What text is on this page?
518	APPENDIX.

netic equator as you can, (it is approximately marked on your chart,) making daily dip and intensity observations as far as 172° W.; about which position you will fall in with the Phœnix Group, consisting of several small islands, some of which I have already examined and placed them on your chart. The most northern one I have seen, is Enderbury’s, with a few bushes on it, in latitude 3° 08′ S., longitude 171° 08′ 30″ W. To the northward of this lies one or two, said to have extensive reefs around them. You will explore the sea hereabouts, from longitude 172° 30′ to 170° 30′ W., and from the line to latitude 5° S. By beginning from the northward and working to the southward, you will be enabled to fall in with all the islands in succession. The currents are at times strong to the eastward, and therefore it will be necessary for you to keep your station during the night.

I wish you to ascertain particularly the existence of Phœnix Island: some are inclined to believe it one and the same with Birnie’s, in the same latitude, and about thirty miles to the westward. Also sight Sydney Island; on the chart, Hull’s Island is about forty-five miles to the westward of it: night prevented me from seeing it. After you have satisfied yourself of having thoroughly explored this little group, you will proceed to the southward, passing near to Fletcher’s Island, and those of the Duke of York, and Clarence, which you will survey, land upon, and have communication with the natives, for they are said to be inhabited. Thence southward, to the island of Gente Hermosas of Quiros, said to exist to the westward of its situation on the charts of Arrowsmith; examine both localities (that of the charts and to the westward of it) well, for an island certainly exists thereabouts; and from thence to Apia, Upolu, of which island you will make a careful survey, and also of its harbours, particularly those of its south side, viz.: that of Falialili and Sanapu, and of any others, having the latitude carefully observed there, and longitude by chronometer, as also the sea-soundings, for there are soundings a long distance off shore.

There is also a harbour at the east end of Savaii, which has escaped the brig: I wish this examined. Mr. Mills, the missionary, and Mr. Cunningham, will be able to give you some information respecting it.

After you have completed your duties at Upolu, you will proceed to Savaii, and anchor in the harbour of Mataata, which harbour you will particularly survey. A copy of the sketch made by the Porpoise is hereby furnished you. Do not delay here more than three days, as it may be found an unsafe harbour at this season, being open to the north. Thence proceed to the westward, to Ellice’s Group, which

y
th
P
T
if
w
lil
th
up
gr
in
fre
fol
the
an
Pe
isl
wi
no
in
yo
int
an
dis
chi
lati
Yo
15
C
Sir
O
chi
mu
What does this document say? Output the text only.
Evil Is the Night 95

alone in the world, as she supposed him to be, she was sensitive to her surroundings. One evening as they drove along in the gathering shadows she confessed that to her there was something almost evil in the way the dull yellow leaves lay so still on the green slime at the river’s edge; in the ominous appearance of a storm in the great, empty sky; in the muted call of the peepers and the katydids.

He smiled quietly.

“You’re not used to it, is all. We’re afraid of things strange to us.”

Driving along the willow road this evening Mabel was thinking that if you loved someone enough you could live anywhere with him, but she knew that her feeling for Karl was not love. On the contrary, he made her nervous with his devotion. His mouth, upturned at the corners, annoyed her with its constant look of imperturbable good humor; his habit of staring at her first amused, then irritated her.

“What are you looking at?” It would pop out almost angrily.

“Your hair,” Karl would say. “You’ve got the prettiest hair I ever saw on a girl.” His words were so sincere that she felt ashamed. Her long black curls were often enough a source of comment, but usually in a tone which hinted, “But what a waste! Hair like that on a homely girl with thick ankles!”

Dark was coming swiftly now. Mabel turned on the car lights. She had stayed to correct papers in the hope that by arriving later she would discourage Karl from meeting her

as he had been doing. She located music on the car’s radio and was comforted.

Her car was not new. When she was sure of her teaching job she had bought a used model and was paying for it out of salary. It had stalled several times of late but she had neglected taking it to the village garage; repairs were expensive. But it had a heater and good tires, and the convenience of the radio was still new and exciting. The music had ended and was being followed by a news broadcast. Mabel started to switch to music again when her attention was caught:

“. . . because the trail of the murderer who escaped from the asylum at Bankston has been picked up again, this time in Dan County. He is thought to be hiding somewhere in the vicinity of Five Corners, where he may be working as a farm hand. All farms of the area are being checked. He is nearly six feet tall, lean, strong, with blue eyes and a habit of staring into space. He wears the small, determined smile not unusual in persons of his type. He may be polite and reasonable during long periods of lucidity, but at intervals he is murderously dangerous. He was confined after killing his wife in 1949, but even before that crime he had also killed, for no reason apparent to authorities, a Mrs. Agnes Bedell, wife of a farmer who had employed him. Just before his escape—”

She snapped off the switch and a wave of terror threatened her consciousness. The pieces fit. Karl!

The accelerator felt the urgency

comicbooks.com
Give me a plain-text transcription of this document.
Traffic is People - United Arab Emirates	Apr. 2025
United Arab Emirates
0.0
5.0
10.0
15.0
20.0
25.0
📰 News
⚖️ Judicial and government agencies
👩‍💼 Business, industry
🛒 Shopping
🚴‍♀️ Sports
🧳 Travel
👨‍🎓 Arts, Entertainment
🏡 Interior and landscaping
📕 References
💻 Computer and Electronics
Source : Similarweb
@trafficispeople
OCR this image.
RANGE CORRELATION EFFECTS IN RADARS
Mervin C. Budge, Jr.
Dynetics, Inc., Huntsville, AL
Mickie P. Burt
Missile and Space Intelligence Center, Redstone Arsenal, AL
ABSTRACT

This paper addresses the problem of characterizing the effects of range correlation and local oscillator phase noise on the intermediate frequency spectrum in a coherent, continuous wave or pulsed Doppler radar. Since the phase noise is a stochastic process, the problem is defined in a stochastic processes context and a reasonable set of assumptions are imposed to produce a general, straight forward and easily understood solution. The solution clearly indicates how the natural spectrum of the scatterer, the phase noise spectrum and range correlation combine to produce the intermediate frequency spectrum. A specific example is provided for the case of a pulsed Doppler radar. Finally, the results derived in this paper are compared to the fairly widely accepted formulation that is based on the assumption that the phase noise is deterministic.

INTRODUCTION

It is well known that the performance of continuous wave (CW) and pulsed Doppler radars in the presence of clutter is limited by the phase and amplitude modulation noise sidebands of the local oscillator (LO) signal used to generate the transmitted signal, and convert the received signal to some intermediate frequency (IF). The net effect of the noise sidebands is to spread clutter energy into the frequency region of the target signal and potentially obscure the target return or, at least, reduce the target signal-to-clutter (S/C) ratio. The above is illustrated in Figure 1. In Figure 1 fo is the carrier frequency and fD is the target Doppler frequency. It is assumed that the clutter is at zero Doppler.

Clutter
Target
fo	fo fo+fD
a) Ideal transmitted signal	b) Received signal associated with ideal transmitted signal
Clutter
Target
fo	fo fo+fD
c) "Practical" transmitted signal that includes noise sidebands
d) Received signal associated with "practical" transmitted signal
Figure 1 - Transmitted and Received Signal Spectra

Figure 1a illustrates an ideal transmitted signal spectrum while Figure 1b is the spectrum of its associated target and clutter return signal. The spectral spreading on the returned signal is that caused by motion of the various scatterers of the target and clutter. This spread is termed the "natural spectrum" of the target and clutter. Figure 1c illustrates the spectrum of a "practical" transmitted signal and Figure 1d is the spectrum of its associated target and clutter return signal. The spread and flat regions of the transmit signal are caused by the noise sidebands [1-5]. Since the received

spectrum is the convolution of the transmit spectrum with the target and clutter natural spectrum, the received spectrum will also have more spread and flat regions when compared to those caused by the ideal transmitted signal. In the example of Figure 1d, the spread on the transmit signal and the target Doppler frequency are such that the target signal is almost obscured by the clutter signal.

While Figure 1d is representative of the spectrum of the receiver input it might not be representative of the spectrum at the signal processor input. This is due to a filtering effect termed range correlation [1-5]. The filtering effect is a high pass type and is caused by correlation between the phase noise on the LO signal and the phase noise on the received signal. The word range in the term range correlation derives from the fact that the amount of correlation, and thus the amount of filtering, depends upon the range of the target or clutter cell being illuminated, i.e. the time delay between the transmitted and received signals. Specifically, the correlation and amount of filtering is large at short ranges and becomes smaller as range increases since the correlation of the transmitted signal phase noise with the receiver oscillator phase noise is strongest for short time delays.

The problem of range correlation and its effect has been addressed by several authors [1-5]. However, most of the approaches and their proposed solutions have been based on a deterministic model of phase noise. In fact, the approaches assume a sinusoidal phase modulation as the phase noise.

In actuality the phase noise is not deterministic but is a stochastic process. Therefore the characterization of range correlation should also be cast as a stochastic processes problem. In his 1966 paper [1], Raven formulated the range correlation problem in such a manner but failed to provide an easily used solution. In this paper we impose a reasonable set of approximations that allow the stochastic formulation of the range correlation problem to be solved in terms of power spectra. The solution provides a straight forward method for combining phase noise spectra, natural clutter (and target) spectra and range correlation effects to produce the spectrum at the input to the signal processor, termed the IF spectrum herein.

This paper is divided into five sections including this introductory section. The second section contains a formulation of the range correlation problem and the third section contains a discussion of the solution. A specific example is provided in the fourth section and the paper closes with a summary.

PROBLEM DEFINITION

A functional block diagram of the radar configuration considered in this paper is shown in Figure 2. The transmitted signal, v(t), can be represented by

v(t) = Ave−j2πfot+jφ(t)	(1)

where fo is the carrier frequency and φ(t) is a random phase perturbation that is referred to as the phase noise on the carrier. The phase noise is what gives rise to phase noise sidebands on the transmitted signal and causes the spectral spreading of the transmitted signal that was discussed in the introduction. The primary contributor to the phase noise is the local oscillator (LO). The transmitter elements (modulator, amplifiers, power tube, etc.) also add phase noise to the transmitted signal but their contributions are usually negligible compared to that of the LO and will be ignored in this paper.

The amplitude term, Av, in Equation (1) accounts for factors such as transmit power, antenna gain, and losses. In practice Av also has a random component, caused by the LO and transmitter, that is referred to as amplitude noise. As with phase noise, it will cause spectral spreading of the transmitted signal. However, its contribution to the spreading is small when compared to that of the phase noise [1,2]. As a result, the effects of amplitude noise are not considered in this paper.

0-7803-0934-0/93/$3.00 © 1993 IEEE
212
━━━━
» Short exercise: Which lines contain the word "Arab"? Return each of them.

» Answer to the task:
Traffic is People - United Arab Emirates	Apr. 2025
United Arab Emirates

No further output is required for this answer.